*Stated exercise*:
Include the line containing "Read all visible content and emit it as JSON." and every line after it up to the end of the material below; reproduce them exactly and drop the pictures.

- - -

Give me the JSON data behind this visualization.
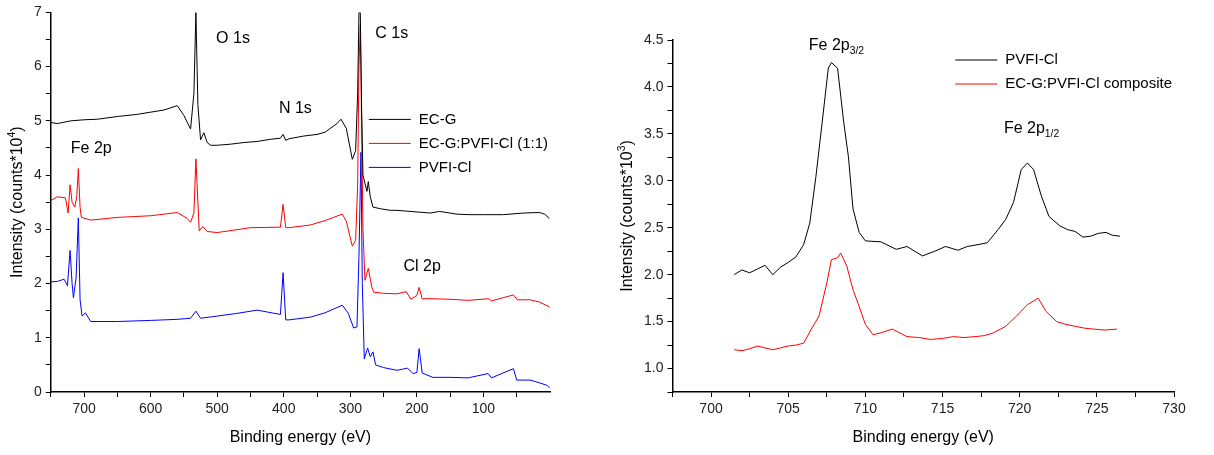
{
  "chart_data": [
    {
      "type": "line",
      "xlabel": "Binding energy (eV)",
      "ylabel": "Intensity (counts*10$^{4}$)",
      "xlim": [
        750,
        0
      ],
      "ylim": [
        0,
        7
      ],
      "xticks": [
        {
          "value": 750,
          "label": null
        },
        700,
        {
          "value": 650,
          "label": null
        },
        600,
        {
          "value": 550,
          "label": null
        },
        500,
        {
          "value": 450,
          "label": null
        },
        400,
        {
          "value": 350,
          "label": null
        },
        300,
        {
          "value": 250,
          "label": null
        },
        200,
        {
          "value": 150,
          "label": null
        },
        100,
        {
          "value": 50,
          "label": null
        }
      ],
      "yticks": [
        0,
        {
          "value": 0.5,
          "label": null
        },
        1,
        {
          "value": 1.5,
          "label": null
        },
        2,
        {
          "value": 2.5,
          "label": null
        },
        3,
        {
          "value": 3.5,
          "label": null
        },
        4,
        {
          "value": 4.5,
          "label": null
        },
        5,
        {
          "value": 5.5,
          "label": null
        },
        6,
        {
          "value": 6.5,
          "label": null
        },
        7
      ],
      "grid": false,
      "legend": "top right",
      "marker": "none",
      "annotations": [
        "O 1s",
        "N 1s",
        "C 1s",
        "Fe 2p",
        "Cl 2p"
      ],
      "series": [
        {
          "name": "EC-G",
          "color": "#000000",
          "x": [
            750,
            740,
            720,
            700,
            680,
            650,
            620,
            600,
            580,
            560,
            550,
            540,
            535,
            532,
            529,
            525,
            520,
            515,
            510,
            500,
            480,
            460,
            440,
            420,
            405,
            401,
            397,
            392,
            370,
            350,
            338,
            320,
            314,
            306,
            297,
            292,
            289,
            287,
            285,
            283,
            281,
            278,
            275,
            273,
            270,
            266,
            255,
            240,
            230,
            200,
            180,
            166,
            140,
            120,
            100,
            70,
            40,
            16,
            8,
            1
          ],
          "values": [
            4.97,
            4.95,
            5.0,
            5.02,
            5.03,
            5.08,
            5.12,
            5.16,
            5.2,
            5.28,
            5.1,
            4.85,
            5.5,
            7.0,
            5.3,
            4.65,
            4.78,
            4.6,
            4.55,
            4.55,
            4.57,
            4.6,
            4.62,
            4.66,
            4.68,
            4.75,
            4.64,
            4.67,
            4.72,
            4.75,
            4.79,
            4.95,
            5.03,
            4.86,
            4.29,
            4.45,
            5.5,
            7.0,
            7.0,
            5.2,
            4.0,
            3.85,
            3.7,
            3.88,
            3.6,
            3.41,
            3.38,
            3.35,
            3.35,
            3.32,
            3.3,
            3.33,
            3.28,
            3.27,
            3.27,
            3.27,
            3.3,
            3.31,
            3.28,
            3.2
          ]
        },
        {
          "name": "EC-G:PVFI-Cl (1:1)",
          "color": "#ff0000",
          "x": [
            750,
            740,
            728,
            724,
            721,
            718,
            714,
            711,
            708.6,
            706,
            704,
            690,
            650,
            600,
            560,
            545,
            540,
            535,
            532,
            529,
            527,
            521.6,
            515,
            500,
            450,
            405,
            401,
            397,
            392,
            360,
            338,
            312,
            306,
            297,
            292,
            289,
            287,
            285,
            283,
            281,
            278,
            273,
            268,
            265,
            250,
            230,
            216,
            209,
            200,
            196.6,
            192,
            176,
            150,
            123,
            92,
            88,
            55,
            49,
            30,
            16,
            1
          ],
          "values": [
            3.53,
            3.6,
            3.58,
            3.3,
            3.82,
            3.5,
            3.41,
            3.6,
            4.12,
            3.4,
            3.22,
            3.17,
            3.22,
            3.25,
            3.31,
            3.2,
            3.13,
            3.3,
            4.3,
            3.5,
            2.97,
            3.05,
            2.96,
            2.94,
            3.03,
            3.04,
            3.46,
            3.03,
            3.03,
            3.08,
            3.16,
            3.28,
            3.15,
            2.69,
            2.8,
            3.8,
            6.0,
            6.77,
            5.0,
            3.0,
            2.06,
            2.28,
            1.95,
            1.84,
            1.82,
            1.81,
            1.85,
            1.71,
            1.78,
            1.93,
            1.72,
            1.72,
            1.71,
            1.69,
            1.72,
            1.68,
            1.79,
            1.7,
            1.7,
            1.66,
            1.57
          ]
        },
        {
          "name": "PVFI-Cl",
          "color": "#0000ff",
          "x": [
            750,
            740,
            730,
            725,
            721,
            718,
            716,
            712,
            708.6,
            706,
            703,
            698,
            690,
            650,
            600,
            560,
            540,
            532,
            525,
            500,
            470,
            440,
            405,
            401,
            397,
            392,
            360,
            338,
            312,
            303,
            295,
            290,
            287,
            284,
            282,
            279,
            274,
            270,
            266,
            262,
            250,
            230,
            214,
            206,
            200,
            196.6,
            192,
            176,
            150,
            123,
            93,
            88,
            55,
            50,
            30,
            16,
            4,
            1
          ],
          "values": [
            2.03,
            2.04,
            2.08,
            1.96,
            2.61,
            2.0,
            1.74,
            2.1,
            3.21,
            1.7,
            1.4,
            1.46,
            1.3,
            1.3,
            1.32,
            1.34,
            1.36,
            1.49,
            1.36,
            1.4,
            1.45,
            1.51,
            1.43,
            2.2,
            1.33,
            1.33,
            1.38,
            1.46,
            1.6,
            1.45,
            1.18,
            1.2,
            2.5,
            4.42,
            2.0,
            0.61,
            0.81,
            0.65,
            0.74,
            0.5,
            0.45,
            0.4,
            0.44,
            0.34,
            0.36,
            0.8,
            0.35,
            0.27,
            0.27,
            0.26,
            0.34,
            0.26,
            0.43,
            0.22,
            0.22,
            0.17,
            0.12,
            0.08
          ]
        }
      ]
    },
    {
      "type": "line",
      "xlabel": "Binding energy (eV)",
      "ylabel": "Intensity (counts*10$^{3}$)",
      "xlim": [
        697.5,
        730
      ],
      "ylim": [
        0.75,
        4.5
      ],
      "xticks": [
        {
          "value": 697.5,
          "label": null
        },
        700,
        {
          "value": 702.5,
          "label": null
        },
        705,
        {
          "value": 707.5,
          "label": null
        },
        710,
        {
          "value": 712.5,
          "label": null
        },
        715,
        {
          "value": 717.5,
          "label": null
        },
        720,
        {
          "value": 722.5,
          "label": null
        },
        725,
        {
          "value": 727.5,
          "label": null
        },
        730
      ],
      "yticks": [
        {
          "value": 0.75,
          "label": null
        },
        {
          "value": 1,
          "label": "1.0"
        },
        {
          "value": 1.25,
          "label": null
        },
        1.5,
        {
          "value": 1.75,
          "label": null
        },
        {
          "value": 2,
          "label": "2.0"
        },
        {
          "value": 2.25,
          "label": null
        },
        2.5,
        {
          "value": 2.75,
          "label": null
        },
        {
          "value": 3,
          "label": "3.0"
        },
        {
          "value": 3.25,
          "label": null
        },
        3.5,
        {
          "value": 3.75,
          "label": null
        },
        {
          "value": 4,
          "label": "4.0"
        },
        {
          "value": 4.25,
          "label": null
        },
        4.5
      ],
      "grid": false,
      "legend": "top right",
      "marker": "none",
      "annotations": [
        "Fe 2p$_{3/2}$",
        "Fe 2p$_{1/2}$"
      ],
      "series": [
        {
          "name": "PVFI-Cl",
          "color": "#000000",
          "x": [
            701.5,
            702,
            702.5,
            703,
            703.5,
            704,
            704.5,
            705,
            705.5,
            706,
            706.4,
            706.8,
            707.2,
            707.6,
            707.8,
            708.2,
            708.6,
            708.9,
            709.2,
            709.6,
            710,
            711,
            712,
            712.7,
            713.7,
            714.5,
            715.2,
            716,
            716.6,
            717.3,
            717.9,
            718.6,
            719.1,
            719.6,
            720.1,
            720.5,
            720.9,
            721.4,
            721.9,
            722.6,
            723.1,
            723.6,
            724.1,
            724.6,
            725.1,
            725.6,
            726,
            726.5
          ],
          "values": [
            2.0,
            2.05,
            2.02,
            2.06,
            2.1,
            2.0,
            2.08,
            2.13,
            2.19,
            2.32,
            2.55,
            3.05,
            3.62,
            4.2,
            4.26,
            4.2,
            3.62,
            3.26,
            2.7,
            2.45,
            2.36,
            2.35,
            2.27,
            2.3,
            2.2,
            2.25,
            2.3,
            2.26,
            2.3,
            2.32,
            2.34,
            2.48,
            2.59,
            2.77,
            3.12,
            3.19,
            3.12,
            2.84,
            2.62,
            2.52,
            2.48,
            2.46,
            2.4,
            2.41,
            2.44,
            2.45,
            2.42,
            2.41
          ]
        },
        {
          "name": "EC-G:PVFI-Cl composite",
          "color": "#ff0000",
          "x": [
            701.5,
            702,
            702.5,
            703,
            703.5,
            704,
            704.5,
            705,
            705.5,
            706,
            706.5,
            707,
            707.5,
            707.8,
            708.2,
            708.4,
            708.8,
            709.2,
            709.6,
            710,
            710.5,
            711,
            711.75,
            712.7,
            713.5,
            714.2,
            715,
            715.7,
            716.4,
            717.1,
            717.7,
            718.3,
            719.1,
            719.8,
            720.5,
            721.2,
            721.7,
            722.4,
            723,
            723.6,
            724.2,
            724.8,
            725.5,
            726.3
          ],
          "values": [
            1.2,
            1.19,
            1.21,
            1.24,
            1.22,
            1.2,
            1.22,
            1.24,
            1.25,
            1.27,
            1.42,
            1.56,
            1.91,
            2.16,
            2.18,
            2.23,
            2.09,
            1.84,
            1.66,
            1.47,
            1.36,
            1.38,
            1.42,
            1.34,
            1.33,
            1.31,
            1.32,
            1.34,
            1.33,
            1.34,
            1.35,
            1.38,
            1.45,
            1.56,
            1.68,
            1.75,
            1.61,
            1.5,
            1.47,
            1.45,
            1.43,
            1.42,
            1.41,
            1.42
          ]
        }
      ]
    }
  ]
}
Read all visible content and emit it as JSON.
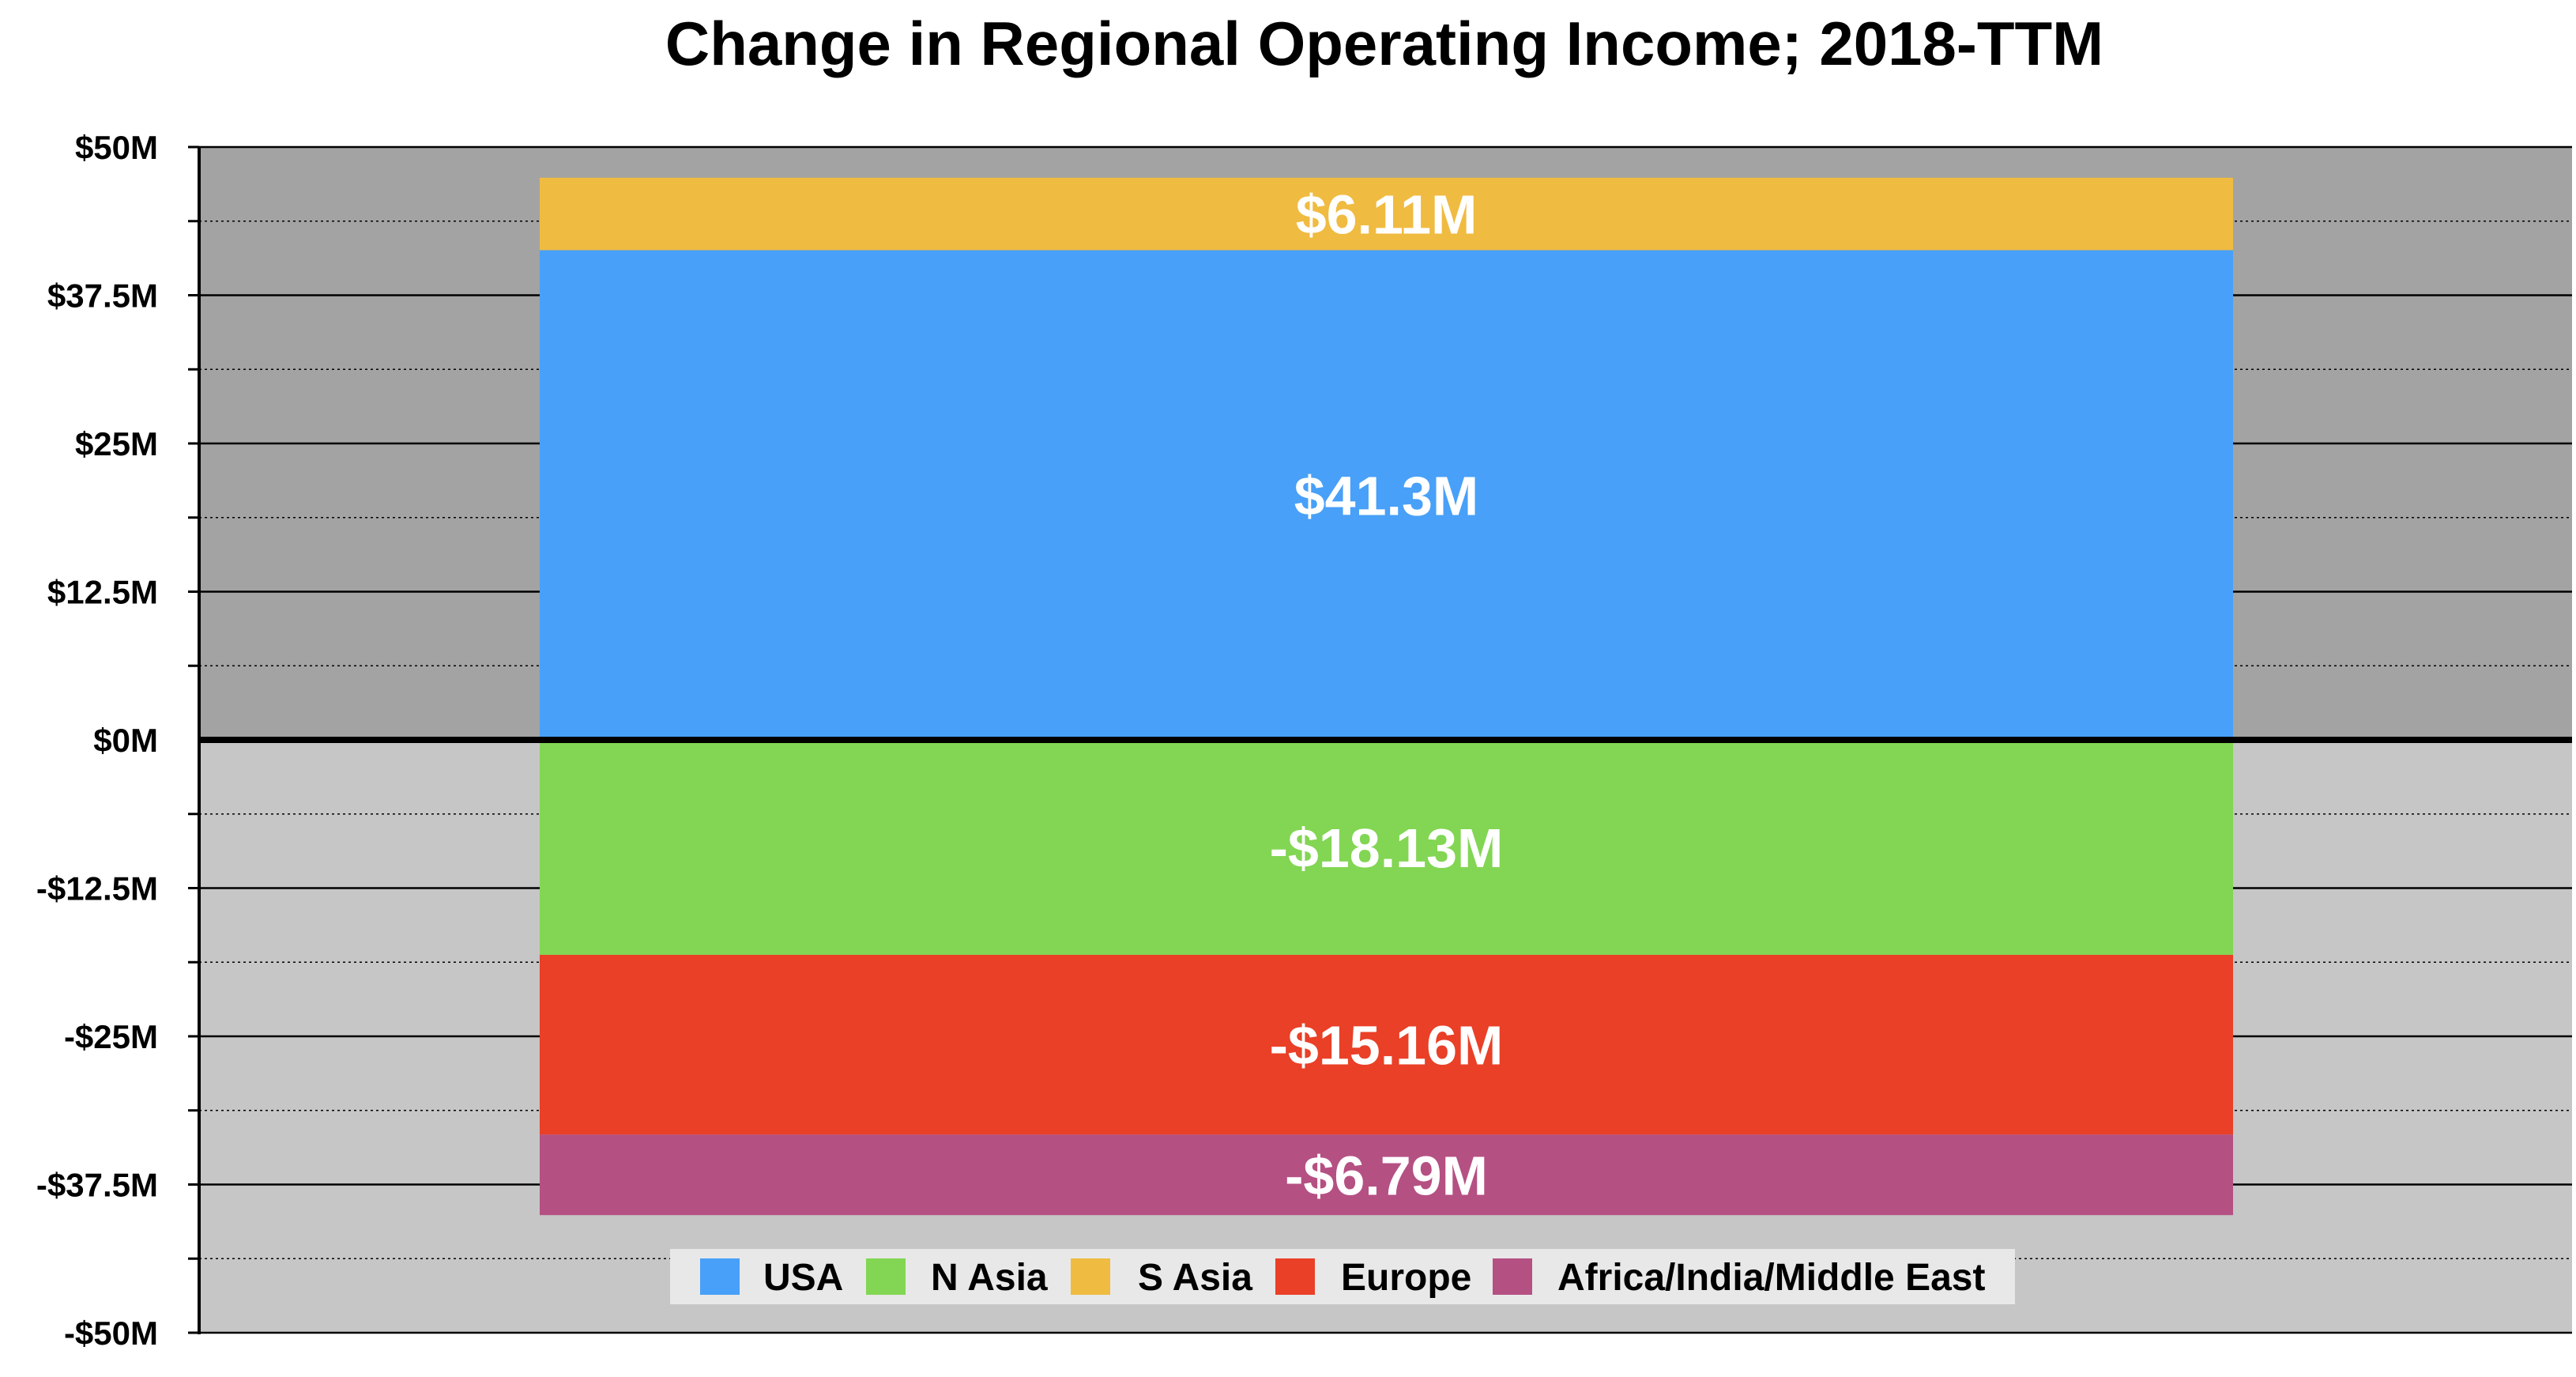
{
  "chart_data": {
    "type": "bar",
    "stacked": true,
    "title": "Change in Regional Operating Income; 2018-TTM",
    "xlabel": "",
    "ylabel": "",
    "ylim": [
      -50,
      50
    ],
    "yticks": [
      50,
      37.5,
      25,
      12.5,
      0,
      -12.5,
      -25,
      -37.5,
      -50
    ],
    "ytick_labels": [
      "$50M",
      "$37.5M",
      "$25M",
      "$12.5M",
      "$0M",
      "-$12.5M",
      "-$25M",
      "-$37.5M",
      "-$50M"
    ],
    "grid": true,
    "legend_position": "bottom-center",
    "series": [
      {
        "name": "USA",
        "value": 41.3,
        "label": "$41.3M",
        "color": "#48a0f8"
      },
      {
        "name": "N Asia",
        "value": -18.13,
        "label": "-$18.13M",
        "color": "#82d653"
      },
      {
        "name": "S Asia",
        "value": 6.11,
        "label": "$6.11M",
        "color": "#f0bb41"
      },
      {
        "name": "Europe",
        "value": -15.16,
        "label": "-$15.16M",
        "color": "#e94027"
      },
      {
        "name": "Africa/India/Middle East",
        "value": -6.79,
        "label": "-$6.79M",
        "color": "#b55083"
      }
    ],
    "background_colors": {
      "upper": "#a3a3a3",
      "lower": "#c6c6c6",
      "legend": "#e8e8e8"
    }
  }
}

- - -

*Task output*:
Read all visible content and emit it as JSON.
{
  "chart_data": {
    "type": "bar",
    "stacked": true,
    "title": "Change in Regional Operating Income; 2018-TTM",
    "xlabel": "",
    "ylabel": "",
    "ylim": [
      -50,
      50
    ],
    "yticks": [
      50,
      37.5,
      25,
      12.5,
      0,
      -12.5,
      -25,
      -37.5,
      -50
    ],
    "ytick_labels": [
      "$50M",
      "$37.5M",
      "$25M",
      "$12.5M",
      "$0M",
      "-$12.5M",
      "-$25M",
      "-$37.5M",
      "-$50M"
    ],
    "grid": true,
    "legend_position": "bottom-center",
    "series": [
      {
        "name": "USA",
        "value": 41.3,
        "label": "$41.3M",
        "color": "#48a0f8"
      },
      {
        "name": "N Asia",
        "value": -18.13,
        "label": "-$18.13M",
        "color": "#82d653"
      },
      {
        "name": "S Asia",
        "value": 6.11,
        "label": "$6.11M",
        "color": "#f0bb41"
      },
      {
        "name": "Europe",
        "value": -15.16,
        "label": "-$15.16M",
        "color": "#e94027"
      },
      {
        "name": "Africa/India/Middle East",
        "value": -6.79,
        "label": "-$6.79M",
        "color": "#b55083"
      }
    ],
    "background_colors": {
      "upper": "#a3a3a3",
      "lower": "#c6c6c6",
      "legend": "#e8e8e8"
    }
  }
}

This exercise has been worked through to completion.